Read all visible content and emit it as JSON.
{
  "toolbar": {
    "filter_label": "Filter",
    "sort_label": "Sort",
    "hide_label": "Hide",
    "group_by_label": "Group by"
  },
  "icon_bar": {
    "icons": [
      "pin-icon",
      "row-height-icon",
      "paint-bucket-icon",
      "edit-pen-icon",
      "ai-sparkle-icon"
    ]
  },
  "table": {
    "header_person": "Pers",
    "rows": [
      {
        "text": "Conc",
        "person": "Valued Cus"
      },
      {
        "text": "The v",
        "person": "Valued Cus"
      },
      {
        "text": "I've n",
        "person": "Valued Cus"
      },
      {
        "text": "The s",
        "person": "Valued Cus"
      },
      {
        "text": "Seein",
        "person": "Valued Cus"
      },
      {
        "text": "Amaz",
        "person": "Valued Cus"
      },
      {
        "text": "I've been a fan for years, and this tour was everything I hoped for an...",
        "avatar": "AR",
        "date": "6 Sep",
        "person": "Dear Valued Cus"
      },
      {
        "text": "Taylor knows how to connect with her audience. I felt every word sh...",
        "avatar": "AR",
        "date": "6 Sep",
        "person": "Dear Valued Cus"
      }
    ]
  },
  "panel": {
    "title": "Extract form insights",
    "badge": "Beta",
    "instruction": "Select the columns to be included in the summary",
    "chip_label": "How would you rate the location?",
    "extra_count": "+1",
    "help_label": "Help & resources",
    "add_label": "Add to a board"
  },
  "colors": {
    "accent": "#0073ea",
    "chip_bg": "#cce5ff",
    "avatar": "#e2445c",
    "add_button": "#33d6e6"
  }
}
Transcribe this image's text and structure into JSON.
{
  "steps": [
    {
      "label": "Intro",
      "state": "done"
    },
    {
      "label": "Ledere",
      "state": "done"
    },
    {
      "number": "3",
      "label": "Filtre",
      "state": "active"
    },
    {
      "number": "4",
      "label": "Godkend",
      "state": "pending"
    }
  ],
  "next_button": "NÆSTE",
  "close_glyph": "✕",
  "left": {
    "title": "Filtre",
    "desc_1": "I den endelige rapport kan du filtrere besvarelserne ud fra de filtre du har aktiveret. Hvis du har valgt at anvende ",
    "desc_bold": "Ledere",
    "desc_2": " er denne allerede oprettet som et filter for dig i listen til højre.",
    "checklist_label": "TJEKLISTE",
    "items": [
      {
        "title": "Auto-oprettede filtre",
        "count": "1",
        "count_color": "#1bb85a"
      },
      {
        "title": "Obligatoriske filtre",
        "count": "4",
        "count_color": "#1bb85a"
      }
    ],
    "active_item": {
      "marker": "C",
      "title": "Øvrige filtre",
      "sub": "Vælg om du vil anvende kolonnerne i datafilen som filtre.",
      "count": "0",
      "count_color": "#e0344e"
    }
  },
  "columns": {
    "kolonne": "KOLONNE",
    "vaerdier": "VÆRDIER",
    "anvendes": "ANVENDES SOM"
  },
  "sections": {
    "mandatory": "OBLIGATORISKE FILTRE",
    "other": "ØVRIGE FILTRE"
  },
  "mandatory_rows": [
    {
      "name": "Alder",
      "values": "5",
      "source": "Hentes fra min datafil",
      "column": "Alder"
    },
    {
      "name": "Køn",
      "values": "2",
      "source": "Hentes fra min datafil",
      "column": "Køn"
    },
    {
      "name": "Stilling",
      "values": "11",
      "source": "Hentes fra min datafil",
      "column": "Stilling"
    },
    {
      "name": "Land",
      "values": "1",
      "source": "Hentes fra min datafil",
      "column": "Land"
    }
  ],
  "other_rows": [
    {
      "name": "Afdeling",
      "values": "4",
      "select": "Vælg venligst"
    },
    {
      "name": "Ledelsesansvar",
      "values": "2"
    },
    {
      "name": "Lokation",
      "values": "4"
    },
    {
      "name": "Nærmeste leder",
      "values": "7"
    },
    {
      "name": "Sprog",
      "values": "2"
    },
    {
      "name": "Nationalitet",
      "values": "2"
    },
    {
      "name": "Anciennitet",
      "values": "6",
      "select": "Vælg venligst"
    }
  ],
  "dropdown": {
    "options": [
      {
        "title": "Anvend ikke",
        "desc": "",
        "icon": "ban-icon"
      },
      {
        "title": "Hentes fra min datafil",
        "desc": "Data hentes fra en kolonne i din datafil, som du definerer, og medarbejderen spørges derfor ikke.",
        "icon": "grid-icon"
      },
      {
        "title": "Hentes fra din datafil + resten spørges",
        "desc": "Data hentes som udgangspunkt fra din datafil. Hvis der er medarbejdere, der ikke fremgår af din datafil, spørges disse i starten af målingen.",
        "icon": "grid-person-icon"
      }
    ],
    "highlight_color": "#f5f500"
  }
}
━━━━━━━━━━
**What is required:** Your task is to transcribe the material exactly.

**Exercise result:**
Read all visible content and emit it as JSON.
{
  "toolbar": {
    "filter_label": "Filter",
    "sort_label": "Sort",
    "hide_label": "Hide",
    "group_by_label": "Group by"
  },
  "icon_bar": {
    "icons": [
      "pin-icon",
      "row-height-icon",
      "paint-bucket-icon",
      "edit-pen-icon",
      "ai-sparkle-icon"
    ]
  },
  "table": {
    "header_person": "Pers",
    "rows": [
      {
        "text": "Conc",
        "person": "Valued Cus"
      },
      {
        "text": "The v",
        "person": "Valued Cus"
      },
      {
        "text": "I've n",
        "person": "Valued Cus"
      },
      {
        "text": "The s",
        "person": "Valued Cus"
      },
      {
        "text": "Seein",
        "person": "Valued Cus"
      },
      {
        "text": "Amaz",
        "person": "Valued Cus"
      },
      {
        "text": "I've been a fan for years, and this tour was everything I hoped for an...",
        "avatar": "AR",
        "date": "6 Sep",
        "person": "Dear Valued Cus"
      },
      {
        "text": "Taylor knows how to connect with her audience. I felt every word sh...",
        "avatar": "AR",
        "date": "6 Sep",
        "person": "Dear Valued Cus"
      }
    ]
  },
  "panel": {
    "title": "Extract form insights",
    "badge": "Beta",
    "instruction": "Select the columns to be included in the summary",
    "chip_label": "How would you rate the location?",
    "extra_count": "+1",
    "help_label": "Help & resources",
    "add_label": "Add to a board"
  },
  "colors": {
    "accent": "#0073ea",
    "chip_bg": "#cce5ff",
    "avatar": "#e2445c",
    "add_button": "#33d6e6"
  }
}
Transcribe this image's text and structure into JSON.
{
  "steps": [
    {
      "label": "Intro",
      "state": "done"
    },
    {
      "label": "Ledere",
      "state": "done"
    },
    {
      "number": "3",
      "label": "Filtre",
      "state": "active"
    },
    {
      "number": "4",
      "label": "Godkend",
      "state": "pending"
    }
  ],
  "next_button": "NÆSTE",
  "close_glyph": "✕",
  "left": {
    "title": "Filtre",
    "desc_1": "I den endelige rapport kan du filtrere besvarelserne ud fra de filtre du har aktiveret. Hvis du har valgt at anvende ",
    "desc_bold": "Ledere",
    "desc_2": " er denne allerede oprettet som et filter for dig i listen til højre.",
    "checklist_label": "TJEKLISTE",
    "items": [
      {
        "title": "Auto-oprettede filtre",
        "count": "1",
        "count_color": "#1bb85a"
      },
      {
        "title": "Obligatoriske filtre",
        "count": "4",
        "count_color": "#1bb85a"
      }
    ],
    "active_item": {
      "marker": "C",
      "title": "Øvrige filtre",
      "sub": "Vælg om du vil anvende kolonnerne i datafilen som filtre.",
      "count": "0",
      "count_color": "#e0344e"
    }
  },
  "columns": {
    "kolonne": "KOLONNE",
    "vaerdier": "VÆRDIER",
    "anvendes": "ANVENDES SOM"
  },
  "sections": {
    "mandatory": "OBLIGATORISKE FILTRE",
    "other": "ØVRIGE FILTRE"
  },
  "mandatory_rows": [
    {
      "name": "Alder",
      "values": "5",
      "source": "Hentes fra min datafil",
      "column": "Alder"
    },
    {
      "name": "Køn",
      "values": "2",
      "source": "Hentes fra min datafil",
      "column": "Køn"
    },
    {
      "name": "Stilling",
      "values": "11",
      "source": "Hentes fra min datafil",
      "column": "Stilling"
    },
    {
      "name": "Land",
      "values": "1",
      "source": "Hentes fra min datafil",
      "column": "Land"
    }
  ],
  "other_rows": [
    {
      "name": "Afdeling",
      "values": "4",
      "select": "Vælg venligst"
    },
    {
      "name": "Ledelsesansvar",
      "values": "2"
    },
    {
      "name": "Lokation",
      "values": "4"
    },
    {
      "name": "Nærmeste leder",
      "values": "7"
    },
    {
      "name": "Sprog",
      "values": "2"
    },
    {
      "name": "Nationalitet",
      "values": "2"
    },
    {
      "name": "Anciennitet",
      "values": "6",
      "select": "Vælg venligst"
    }
  ],
  "dropdown": {
    "options": [
      {
        "title": "Anvend ikke",
        "desc": "",
        "icon": "ban-icon"
      },
      {
        "title": "Hentes fra min datafil",
        "desc": "Data hentes fra en kolonne i din datafil, som du definerer, og medarbejderen spørges derfor ikke.",
        "icon": "grid-icon"
      },
      {
        "title": "Hentes fra din datafil + resten spørges",
        "desc": "Data hentes som udgangspunkt fra din datafil. Hvis der er medarbejdere, der ikke fremgår af din datafil, spørges disse i starten af målingen.",
        "icon": "grid-person-icon"
      }
    ],
    "highlight_color": "#f5f500"
  }
}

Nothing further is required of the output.